# start of Provided records

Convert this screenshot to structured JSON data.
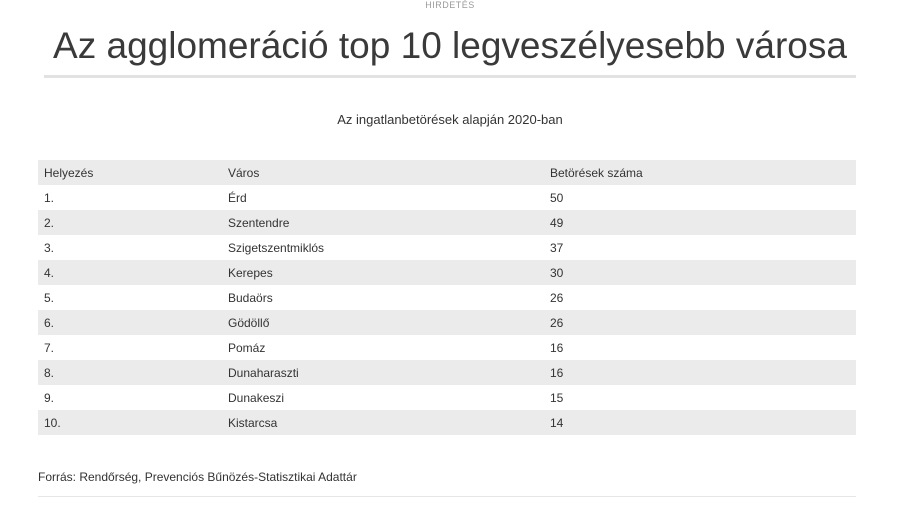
{
  "ad_label": "HIRDETÉS",
  "title": "Az agglomeráció top 10 legveszélyesebb városa",
  "subtitle": "Az ingatlanbetörések alapján 2020-ban",
  "table": {
    "headers": [
      "Helyezés",
      "Város",
      "Betörések száma"
    ],
    "rows": [
      {
        "rank": "1.",
        "city": "Érd",
        "count": "50"
      },
      {
        "rank": "2.",
        "city": "Szentendre",
        "count": "49"
      },
      {
        "rank": "3.",
        "city": "Szigetszentmiklós",
        "count": "37"
      },
      {
        "rank": "4.",
        "city": "Kerepes",
        "count": "30"
      },
      {
        "rank": "5.",
        "city": "Budaörs",
        "count": "26"
      },
      {
        "rank": "6.",
        "city": "Gödöllő",
        "count": "26"
      },
      {
        "rank": "7.",
        "city": "Pomáz",
        "count": "16"
      },
      {
        "rank": "8.",
        "city": "Dunaharaszti",
        "count": "16"
      },
      {
        "rank": "9.",
        "city": "Dunakeszi",
        "count": "15"
      },
      {
        "rank": "10.",
        "city": "Kistarcsa",
        "count": "14"
      }
    ]
  },
  "source": "Forrás: Rendőrség, Prevenciós Bűnözés-Statisztikai Adattár"
}
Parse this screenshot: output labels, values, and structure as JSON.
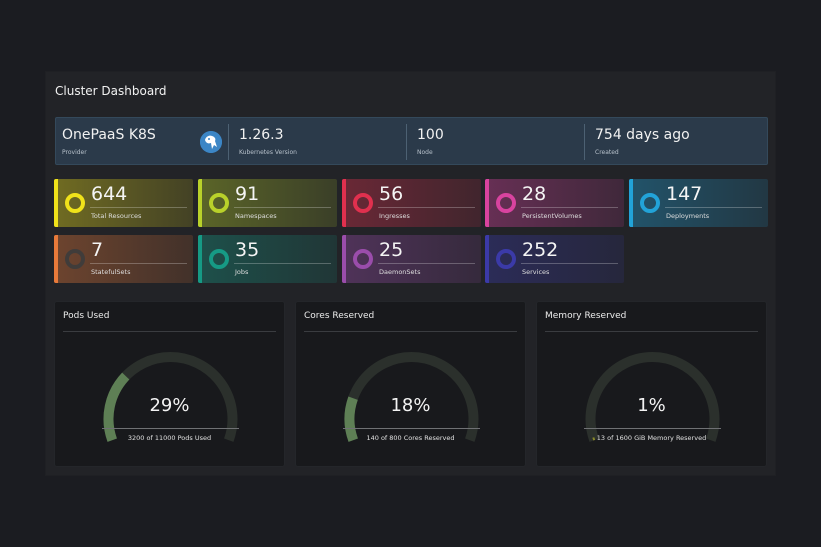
{
  "dashboard": {
    "title": "Cluster Dashboard"
  },
  "info": [
    {
      "value": "OnePaaS K8S",
      "label": "Provider",
      "logo": "kubernetes-logo-icon"
    },
    {
      "value": "1.26.3",
      "label": "Kubernetes Version"
    },
    {
      "value": "100",
      "label": "Node"
    },
    {
      "value": "754 days ago",
      "label": "Created"
    }
  ],
  "stats": [
    {
      "value": "644",
      "label": "Total Resources",
      "color": "#f0e21a"
    },
    {
      "value": "91",
      "label": "Namespaces",
      "color": "#b9d12a"
    },
    {
      "value": "56",
      "label": "Ingresses",
      "color": "#e0304e"
    },
    {
      "value": "28",
      "label": "PersistentVolumes",
      "color": "#d8439f"
    },
    {
      "value": "147",
      "label": "Deployments",
      "color": "#22a3d8"
    },
    {
      "value": "7",
      "label": "StatefulSets",
      "color": "#e87a3a"
    },
    {
      "value": "35",
      "label": "Jobs",
      "color": "#169a85"
    },
    {
      "value": "25",
      "label": "DaemonSets",
      "color": "#9a4dab"
    },
    {
      "value": "252",
      "label": "Services",
      "color": "#3b3aa8"
    }
  ],
  "gauges": [
    {
      "title": "Pods Used",
      "percent_text": "29%",
      "fraction": 0.29,
      "caption": "3200 of 11000 Pods Used"
    },
    {
      "title": "Cores Reserved",
      "percent_text": "18%",
      "fraction": 0.18,
      "caption": "140 of 800 Cores Reserved"
    },
    {
      "title": "Memory Reserved",
      "percent_text": "1%",
      "fraction": 0.01,
      "caption": "13 of 1600 GiB Memory Reserved"
    }
  ],
  "colors": {
    "gauge_track": "#2b302c",
    "gauge_fill": "#5e7f55",
    "memory_fill": "#8a8a2a"
  }
}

# end of Provided records

Problem to solve:
Isolate the lines that hold the word "Pods" and copy all of them.

Complete answer:
      "title": "Pods Used",
      "caption": "3200 of 11000 Pods Used"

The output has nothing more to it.